## [Requirement]
Your reply should reproduce each entry exactly and contain no pictures.

## [Data for review]

────────────────

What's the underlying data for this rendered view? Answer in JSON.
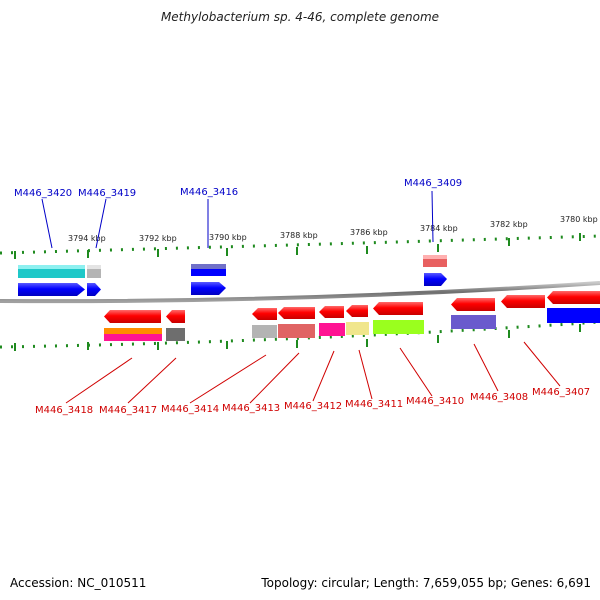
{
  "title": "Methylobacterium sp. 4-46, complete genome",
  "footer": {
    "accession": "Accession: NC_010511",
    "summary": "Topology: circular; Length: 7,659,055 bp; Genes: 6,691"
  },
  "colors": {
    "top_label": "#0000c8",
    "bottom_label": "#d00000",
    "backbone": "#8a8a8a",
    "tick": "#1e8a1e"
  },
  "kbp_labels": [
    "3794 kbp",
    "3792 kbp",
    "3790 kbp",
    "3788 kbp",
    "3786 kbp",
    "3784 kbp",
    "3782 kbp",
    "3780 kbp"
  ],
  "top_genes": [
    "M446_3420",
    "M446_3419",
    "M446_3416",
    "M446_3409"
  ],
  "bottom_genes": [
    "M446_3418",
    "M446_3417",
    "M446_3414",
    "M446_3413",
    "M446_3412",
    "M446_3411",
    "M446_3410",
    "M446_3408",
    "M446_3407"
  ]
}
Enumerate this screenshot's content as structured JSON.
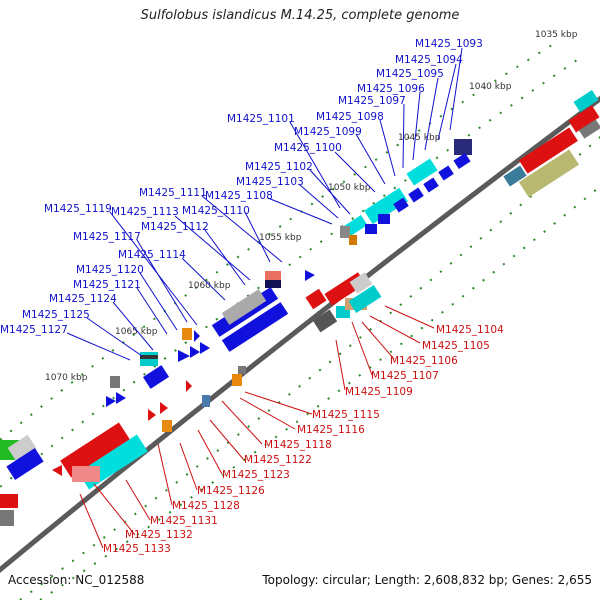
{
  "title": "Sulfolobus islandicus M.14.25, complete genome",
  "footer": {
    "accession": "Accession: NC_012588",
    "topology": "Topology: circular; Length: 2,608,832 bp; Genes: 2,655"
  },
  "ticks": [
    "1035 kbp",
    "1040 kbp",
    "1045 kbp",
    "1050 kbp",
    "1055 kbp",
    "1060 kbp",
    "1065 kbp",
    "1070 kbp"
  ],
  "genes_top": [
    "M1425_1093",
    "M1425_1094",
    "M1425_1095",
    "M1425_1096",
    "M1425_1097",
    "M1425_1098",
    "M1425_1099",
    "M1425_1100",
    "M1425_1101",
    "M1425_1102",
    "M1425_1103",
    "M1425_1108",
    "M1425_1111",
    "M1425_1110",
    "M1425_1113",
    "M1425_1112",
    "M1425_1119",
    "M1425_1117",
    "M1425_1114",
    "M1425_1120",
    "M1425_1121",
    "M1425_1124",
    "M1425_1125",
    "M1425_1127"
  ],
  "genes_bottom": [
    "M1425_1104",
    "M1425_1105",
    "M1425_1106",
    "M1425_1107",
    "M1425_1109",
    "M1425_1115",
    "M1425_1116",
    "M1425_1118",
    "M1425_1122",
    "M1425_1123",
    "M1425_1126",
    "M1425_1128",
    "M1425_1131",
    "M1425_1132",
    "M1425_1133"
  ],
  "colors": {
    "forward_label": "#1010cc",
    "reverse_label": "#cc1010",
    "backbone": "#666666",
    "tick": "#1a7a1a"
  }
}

────────────────

## [Response to the task]
What's the underlying data for this rendered view? Answer in JSON.
{
  "title": "Methylobacterium sp. 4-46, complete genome",
  "footer": {
    "accession": "Accession: NC_010511",
    "summary": "Topology: circular; Length: 7,659,055 bp; Genes: 6,691"
  },
  "colors": {
    "top_label": "#0000c8",
    "bottom_label": "#d00000",
    "backbone": "#8a8a8a",
    "tick": "#1e8a1e"
  },
  "kbp_labels": [
    "3794 kbp",
    "3792 kbp",
    "3790 kbp",
    "3788 kbp",
    "3786 kbp",
    "3784 kbp",
    "3782 kbp",
    "3780 kbp"
  ],
  "top_genes": [
    "M446_3420",
    "M446_3419",
    "M446_3416",
    "M446_3409"
  ],
  "bottom_genes": [
    "M446_3418",
    "M446_3417",
    "M446_3414",
    "M446_3413",
    "M446_3412",
    "M446_3411",
    "M446_3410",
    "M446_3408",
    "M446_3407"
  ]
}
Enumerate this screenshot's content as structured JSON.
{
  "title": "Sulfolobus islandicus M.14.25, complete genome",
  "footer": {
    "accession": "Accession: NC_012588",
    "topology": "Topology: circular; Length: 2,608,832 bp; Genes: 2,655"
  },
  "ticks": [
    "1035 kbp",
    "1040 kbp",
    "1045 kbp",
    "1050 kbp",
    "1055 kbp",
    "1060 kbp",
    "1065 kbp",
    "1070 kbp"
  ],
  "genes_top": [
    "M1425_1093",
    "M1425_1094",
    "M1425_1095",
    "M1425_1096",
    "M1425_1097",
    "M1425_1098",
    "M1425_1099",
    "M1425_1100",
    "M1425_1101",
    "M1425_1102",
    "M1425_1103",
    "M1425_1108",
    "M1425_1111",
    "M1425_1110",
    "M1425_1113",
    "M1425_1112",
    "M1425_1119",
    "M1425_1117",
    "M1425_1114",
    "M1425_1120",
    "M1425_1121",
    "M1425_1124",
    "M1425_1125",
    "M1425_1127"
  ],
  "genes_bottom": [
    "M1425_1104",
    "M1425_1105",
    "M1425_1106",
    "M1425_1107",
    "M1425_1109",
    "M1425_1115",
    "M1425_1116",
    "M1425_1118",
    "M1425_1122",
    "M1425_1123",
    "M1425_1126",
    "M1425_1128",
    "M1425_1131",
    "M1425_1132",
    "M1425_1133"
  ],
  "colors": {
    "forward_label": "#1010cc",
    "reverse_label": "#cc1010",
    "backbone": "#666666",
    "tick": "#1a7a1a"
  }
}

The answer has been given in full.